(A run of records)
______________________________

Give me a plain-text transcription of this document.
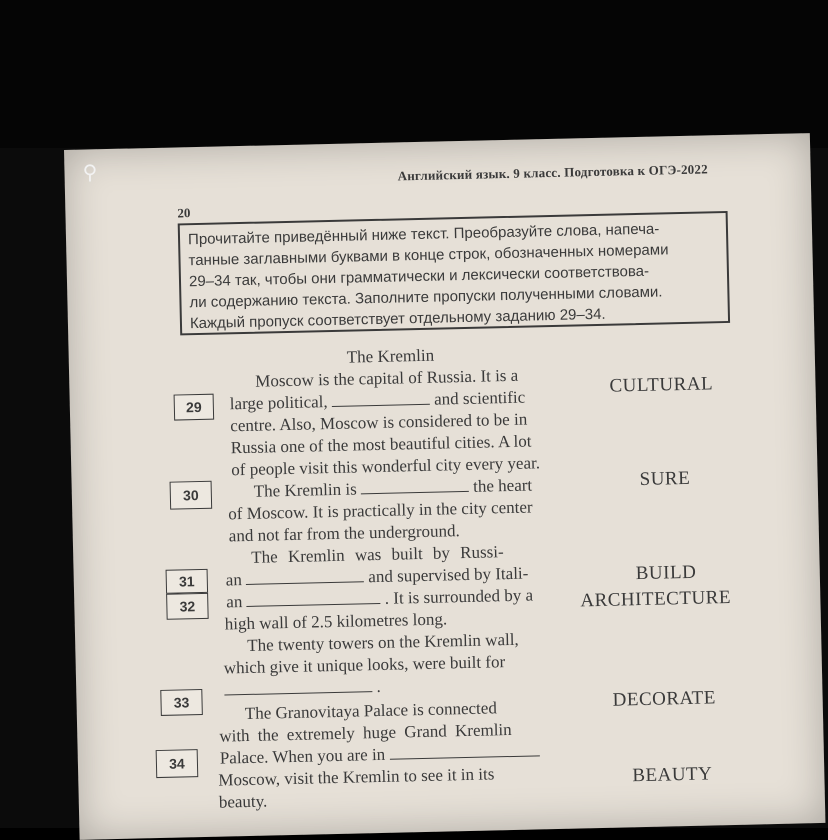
⚲	Английский язык. 9 класс. Подготовка к ОГЭ-2022
20
Прочитайте приведённый ниже текст. Преобразуйте слова, напеча-
танные заглавными буквами в конце строк, обозначенных номерами
29–34 так, чтобы они грамматически и лексически соответствова-
ли содержанию текста. Заполните пропуски полученными словами.
Каждый пропуск соответствует отдельному заданию 29–34.
The Kremlin
Moscow is the capital of Russia. It is a
large political,	and scientific
centre. Also, Moscow is considered to be in
Russia one of the most beautiful cities. A lot
of people visit this wonderful city every year.
The Kremlin is	the heart
of Moscow. It is practically in the city center
and not far from the underground.
The Kremlin was built by Russi-
an	and supervised by Itali-
an	. It is surrounded by a
high wall of 2.5 kilometres long.
The twenty towers on the Kremlin wall,
which give it unique looks, were built for
.
The Granovitaya Palace is connected
with the extremely huge Grand Kremlin
Palace. When you are in
Moscow, visit the Kremlin to see it in its
beauty.
29
30
31
32
33
34
CULTURAL
SURE
BUILD
ARCHITECTURE
DECORATE
BEAUTY
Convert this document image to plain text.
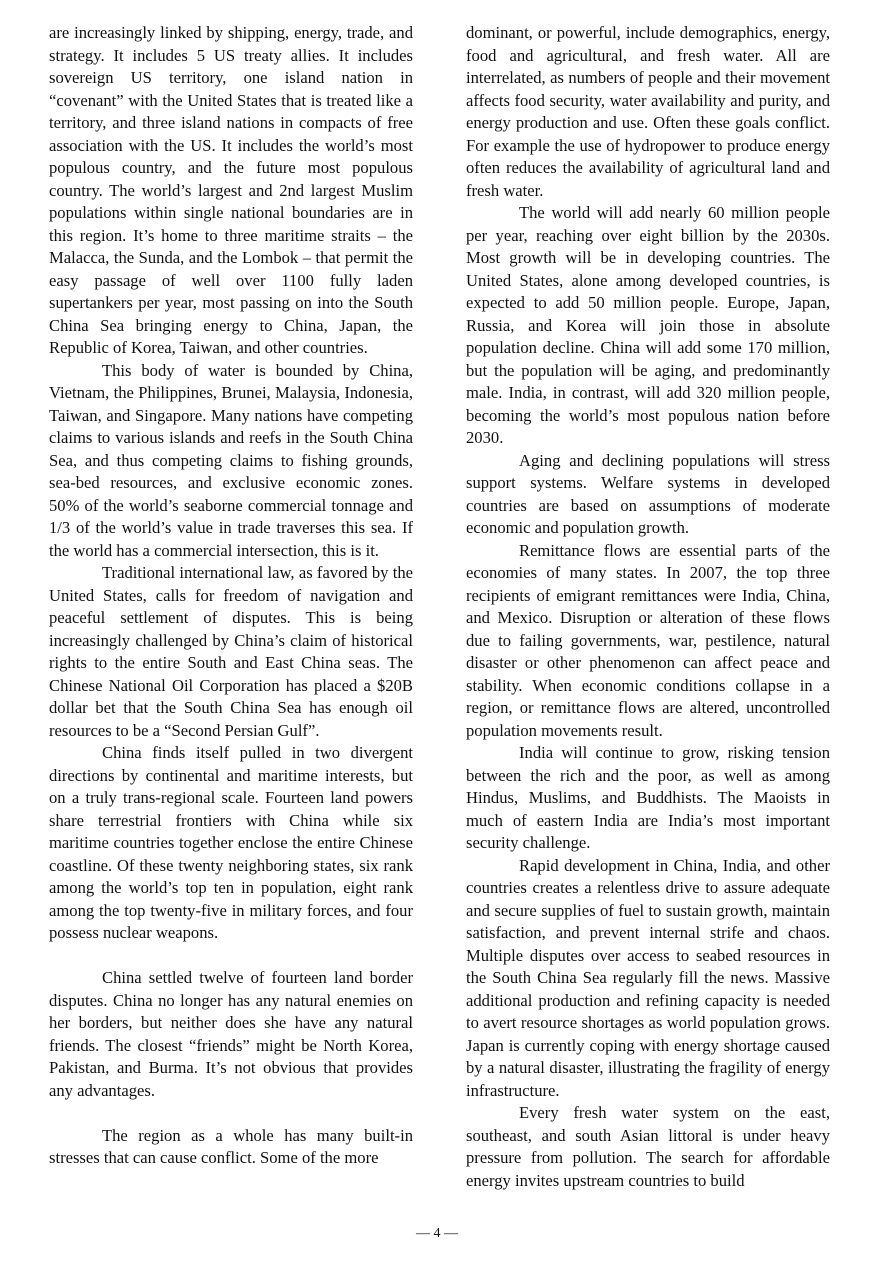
are increasingly linked by shipping, energy, trade, and strategy. It includes 5 US treaty allies. It includes sovereign US territory, one island nation in “covenant” with the United States that is treated like a territory, and three island nations in compacts of free association with the US. It includes the world’s most populous country, and the future most populous country. The world’s largest and 2nd largest Muslim populations within single national boundaries are in this region. It’s home to three maritime straits – the Malacca, the Sunda, and the Lombok – that permit the easy passage of well over 1100 fully laden supertankers per year, most passing on into the South China Sea bringing energy to China, Japan, the Republic of Korea, Taiwan, and other countries.

This body of water is bounded by China, Vietnam, the Philippines, Brunei, Malaysia, Indonesia, Taiwan, and Singapore. Many nations have competing claims to various islands and reefs in the South China Sea, and thus competing claims to fishing grounds, sea-bed resources, and exclusive economic zones. 50% of the world’s seaborne commercial tonnage and 1/3 of the world’s value in trade traverses this sea. If the world has a commercial intersection, this is it.

Traditional international law, as favored by the United States, calls for freedom of navigation and peaceful settlement of disputes. This is being increasingly challenged by China’s claim of historical rights to the entire South and East China seas. The Chinese National Oil Corporation has placed a $20B dollar bet that the South China Sea has enough oil resources to be a “Second Persian Gulf”.

China finds itself pulled in two divergent directions by continental and maritime interests, but on a truly trans-regional scale. Fourteen land powers share terrestrial frontiers with China while six maritime countries together enclose the entire Chinese coastline. Of these twenty neighboring states, six rank among the world’s top ten in population, eight rank among the top twenty-five in military forces, and four possess nuclear weapons.

China settled twelve of fourteen land border disputes. China no longer has any natural enemies on her borders, but neither does she have any natural friends. The closest “friends” might be North Korea, Pakistan, and Burma. It’s not obvious that provides any advantages.

The region as a whole has many built-in stresses that can cause conflict. Some of the more

dominant, or powerful, include demographics, energy, food and agricultural, and fresh water. All are interrelated, as numbers of people and their movement affects food security, water availability and purity, and energy production and use. Often these goals conflict. For example the use of hydropower to produce energy often reduces the availability of agricultural land and fresh water.

The world will add nearly 60 million people per year, reaching over eight billion by the 2030s. Most growth will be in developing countries. The United States, alone among developed countries, is expected to add 50 million people. Europe, Japan, Russia, and Korea will join those in absolute population decline. China will add some 170 million, but the population will be aging, and predominantly male. India, in contrast, will add 320 million people, becoming the world’s most populous nation before 2030.

Aging and declining populations will stress support systems. Welfare systems in developed countries are based on assumptions of moderate economic and population growth.

Remittance flows are essential parts of the economies of many states. In 2007, the top three recipients of emigrant remittances were India, China, and Mexico. Disruption or alteration of these flows due to failing governments, war, pestilence, natural disaster or other phenomenon can affect peace and stability. When economic conditions collapse in a region, or remittance flows are altered, uncontrolled population movements result.

India will continue to grow, risking tension between the rich and the poor, as well as among Hindus, Muslims, and Buddhists. The Maoists in much of eastern India are India’s most important security challenge.

Rapid development in China, India, and other countries creates a relentless drive to assure adequate and secure supplies of fuel to sustain growth, maintain satisfaction, and prevent internal strife and chaos. Multiple disputes over access to seabed resources in the South China Sea regularly fill the news. Massive additional production and refining capacity is needed to avert resource shortages as world population grows. Japan is currently coping with energy shortage caused by a natural disaster, illustrating the fragility of energy infrastructure.

Every fresh water system on the east, southeast, and south Asian littoral is under heavy pressure from pollution. The search for affordable energy invites upstream countries to build

— 4 —
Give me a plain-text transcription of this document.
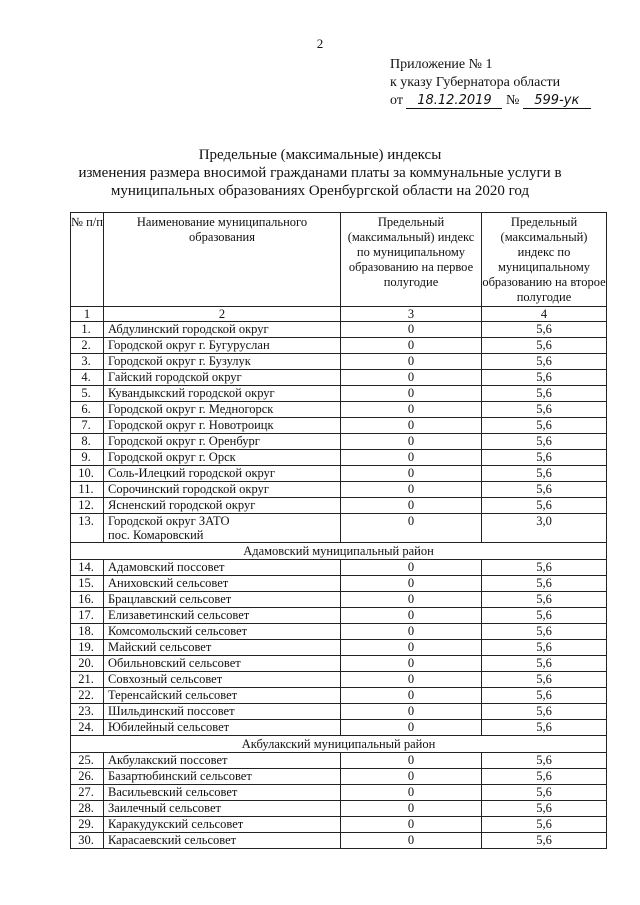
2
Приложение № 1
к указу Губернатора области
от 18.12.2019 № 599-ук
Предельные (максимальные) индексы
изменения размера вносимой гражданами платы за коммунальные услуги в
муниципальных образованиях Оренбургской области на 2020 год
№ п/п	Наименование муниципального образования	Предельный (максимальный) индекс по муниципальному образованию на первое полугодие	Предельный (максимальный) индекс по муниципальному образованию на второе полугодие
1	2	3	4
1.	Абдулинский городской округ	0	5,6
2.	Городской округ г. Бугуруслан	0	5,6
3.	Городской округ г. Бузулук	0	5,6
4.	Гайский городской округ	0	5,6
5.	Кувандыкский городской округ	0	5,6
6.	Городской округ г. Медногорск	0	5,6
7.	Городской округ г. Новотроицк	0	5,6
8.	Городской округ г. Оренбург	0	5,6
9.	Городской округ г. Орск	0	5,6
10.	Соль-Илецкий городской округ	0	5,6
11.	Сорочинский городской округ	0	5,6
12.	Ясненский городской округ	0	5,6
13.	Городской округ ЗАТО
пос. Комаровский	0	3,0
Адамовский муниципальный район			
14.	Адамовский поссовет	0	5,6
15.	Аниховский сельсовет	0	5,6
16.	Брацлавский сельсовет	0	5,6
17.	Елизаветинский сельсовет	0	5,6
18.	Комсомольский сельсовет	0	5,6
19.	Майский сельсовет	0	5,6
20.	Обильновский сельсовет	0	5,6
21.	Совхозный сельсовет	0	5,6
22.	Теренсайский сельсовет	0	5,6
23.	Шильдинский поссовет	0	5,6
24.	Юбилейный сельсовет	0	5,6
Акбулакский муниципальный район			
25.	Акбулакский поссовет	0	5,6
26.	Базартюбинский сельсовет	0	5,6
27.	Васильевский сельсовет	0	5,6
28.	Заилечный сельсовет	0	5,6
29.	Каракудукский сельсовет	0	5,6
30.	Карасаевский сельсовет	0	5,6
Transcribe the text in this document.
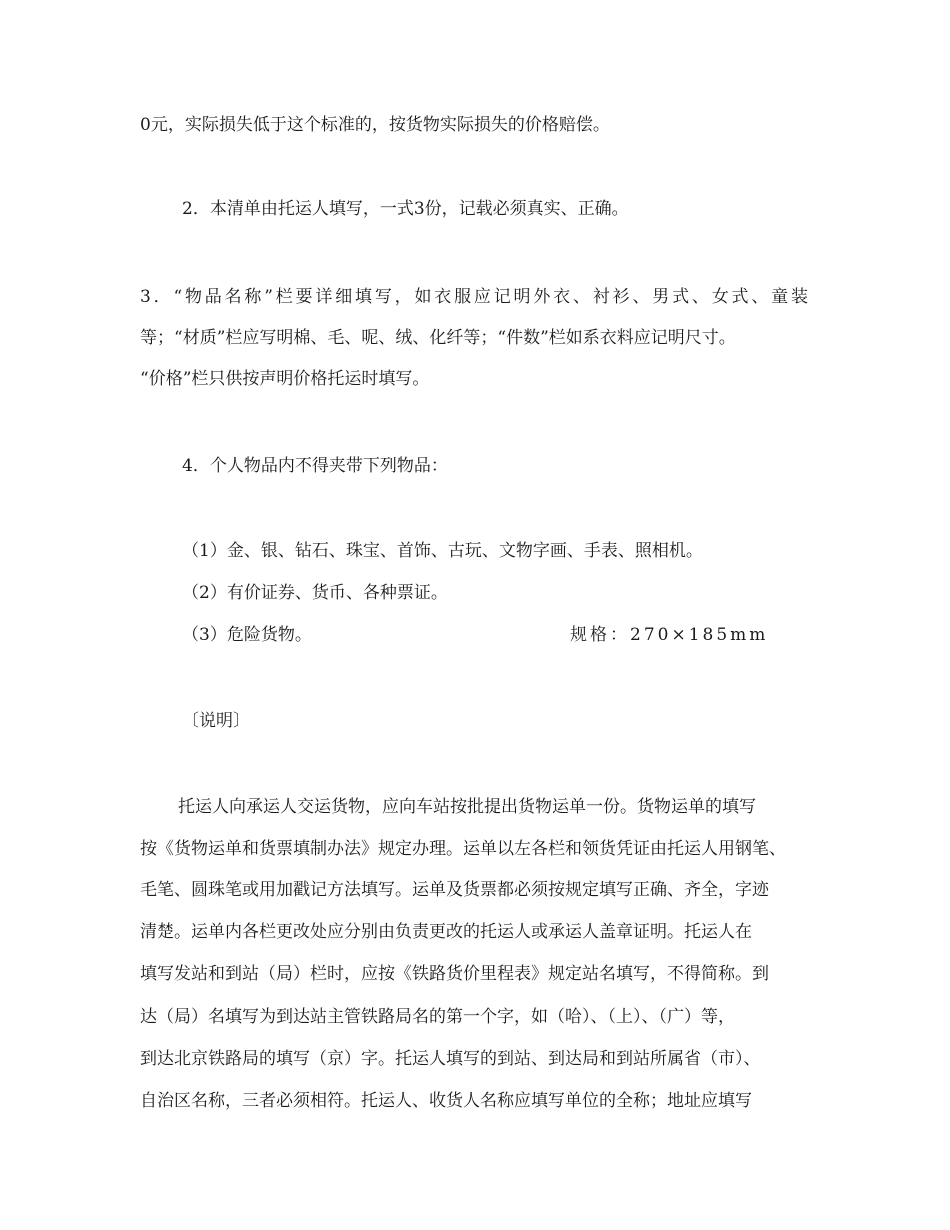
0元，实际损失低于这个标准的，按货物实际损失的价格赔偿。

2．本清单由托运人填写，一式3份，记载必须真实、正确。

3．“物品名称”栏要详细填写，如衣服应记明外衣、衬衫、男式、女式、童装

等；“材质”栏应写明棉、毛、呢、绒、化纤等；“件数”栏如系衣料应记明尺寸。

“价格”栏只供按声明价格托运时填写。

4．个人物品内不得夹带下列物品：

（1）金、银、钻石、珠宝、首饰、古玩、文物字画、手表、照相机。

（2）有价证券、货币、各种票证。

（3）危险货物。	规格：270×185mm

〔说明〕

托运人向承运人交运货物，应向车站按批提出货物运单一份。货物运单的填写

按《货物运单和货票填制办法》规定办理。运单以左各栏和领货凭证由托运人用钢笔、

毛笔、圆珠笔或用加戳记方法填写。运单及货票都必须按规定填写正确、齐全，字迹

清楚。运单内各栏更改处应分别由负责更改的托运人或承运人盖章证明。托运人在

填写发站和到站（局）栏时，应按《铁路货价里程表》规定站名填写，不得简称。到

达（局）名填写为到达站主管铁路局名的第一个字，如（哈）、（上）、（广）等，

到达北京铁路局的填写（京）字。托运人填写的到站、到达局和到站所属省（市）、

自治区名称，三者必须相符。托运人、收货人名称应填写单位的全称；地址应填写
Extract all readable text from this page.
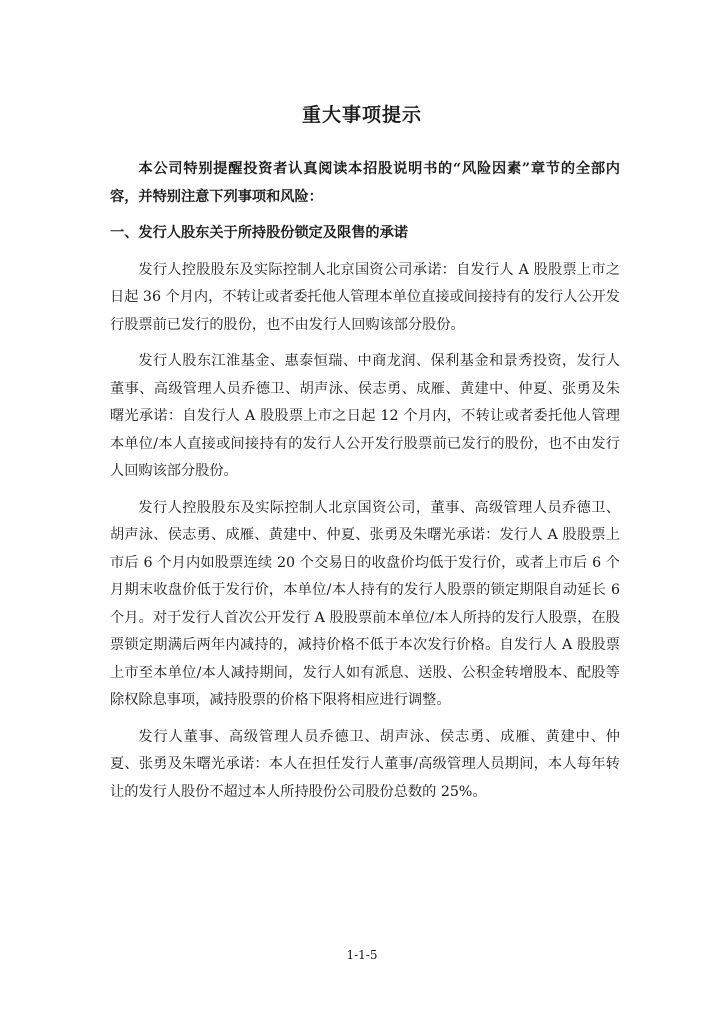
重大事项提示

本公司特别提醒投资者认真阅读本招股说明书的“风险因素”章节的全部内容，并特别注意下列事项和风险：

一、发行人股东关于所持股份锁定及限售的承诺

发行人控股股东及实际控制人北京国资公司承诺：自发行人 A 股股票上市之日起 36 个月内，不转让或者委托他人管理本单位直接或间接持有的发行人公开发行股票前已发行的股份，也不由发行人回购该部分股份。

发行人股东江淮基金、惠泰恒瑞、中商龙润、保利基金和景秀投资，发行人董事、高级管理人员乔德卫、胡声泳、侯志勇、成雁、黄建中、仲夏、张勇及朱曙光承诺：自发行人 A 股股票上市之日起 12 个月内，不转让或者委托他人管理本单位/本人直接或间接持有的发行人公开发行股票前已发行的股份，也不由发行人回购该部分股份。

发行人控股股东及实际控制人北京国资公司，董事、高级管理人员乔德卫、胡声泳、侯志勇、成雁、黄建中、仲夏、张勇及朱曙光承诺：发行人 A 股股票上市后 6 个月内如股票连续 20 个交易日的收盘价均低于发行价，或者上市后 6 个月期末收盘价低于发行价，本单位/本人持有的发行人股票的锁定期限自动延长 6 个月。对于发行人首次公开发行 A 股股票前本单位/本人所持的发行人股票，在股票锁定期满后两年内减持的，减持价格不低于本次发行价格。自发行人 A 股股票上市至本单位/本人减持期间，发行人如有派息、送股、公积金转增股本、配股等除权除息事项，减持股票的价格下限将相应进行调整。

发行人董事、高级管理人员乔德卫、胡声泳、侯志勇、成雁、黄建中、仲夏、张勇及朱曙光承诺：本人在担任发行人董事/高级管理人员期间，本人每年转让的发行人股份不超过本人所持股份公司股份总数的 25%。

1-1-5
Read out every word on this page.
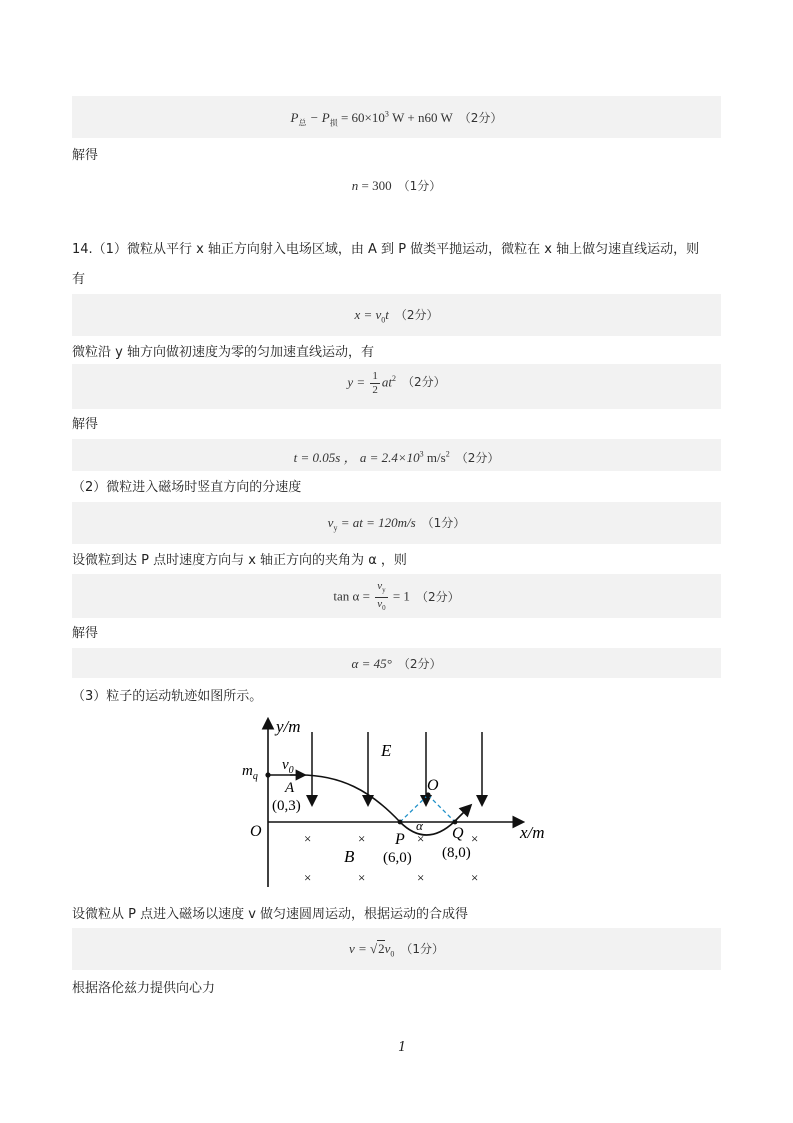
$P_总 - P_损 = 60\times 10^3$ W + n60 W （2分）
解得
n = 300 （1分）
14.（1）微粒从平行 x 轴正方向射入电场区域，由 A 到 P 做类平抛运动，微粒在 x 轴上做匀速直线运动，则
有
$x = v_0t$ （2分）
微粒沿 y 轴方向做初速度为零的匀加速直线运动，有
$y = \frac{1}{2} at^2$ （2分）
解得
t = 0.05s ， $a = 2.4\times 10^3$ $m/s^2$ （2分）
（2）微粒进入磁场时竖直方向的分速度
$v_y$ = at = 120m/s （1分）
设微粒到达 P 点时速度方向与 x 轴正方向的夹角为 α ，则
$\tan \alpha = \frac{v_y}{v_0} = 1$ （2分）
解得
α = 45° （2分）
（3）粒子的运动轨迹如图所示。
y/m
x/m
O
E
$m_q$
$v_0$
A
(0,3)
O
α
P
(6,0)
Q
(8,0)
B
×	×	×	×
×	×	×	×
设微粒从 P 点进入磁场以速度 v 做匀速圆周运动，根据运动的合成得
$v = √2v_0$ （1分）
根据洛伦兹力提供向心力
1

______________________________

- [THE REQUEST] Beginning with the line containing "Read out every word on this page." and ending with the last line of the material, output each line exactly; do not include pictures.

- [OUTPUT FOR THIS TASK]
Read out every word on this page.
$P_总 - P_损 = 60\times 10^3$ W + n60 W （2分）
解得
n = 300 （1分）
14.（1）微粒从平行 x 轴正方向射入电场区域，由 A 到 P 做类平抛运动，微粒在 x 轴上做匀速直线运动，则
有
$x = v_0t$ （2分）
微粒沿 y 轴方向做初速度为零的匀加速直线运动，有
$y = \frac{1}{2} at^2$ （2分）
解得
t = 0.05s ， $a = 2.4\times 10^3$ $m/s^2$ （2分）
（2）微粒进入磁场时竖直方向的分速度
$v_y$ = at = 120m/s （1分）
设微粒到达 P 点时速度方向与 x 轴正方向的夹角为 α ，则
$\tan \alpha = \frac{v_y}{v_0} = 1$ （2分）
解得
α = 45° （2分）
（3）粒子的运动轨迹如图所示。
y/m
x/m
O
E
$m_q$
$v_0$
A
(0,3)
O
α
P
(6,0)
Q
(8,0)
B
×	×	×	×
×	×	×	×
设微粒从 P 点进入磁场以速度 v 做匀速圆周运动，根据运动的合成得
$v = √2v_0$ （1分）
根据洛伦兹力提供向心力
1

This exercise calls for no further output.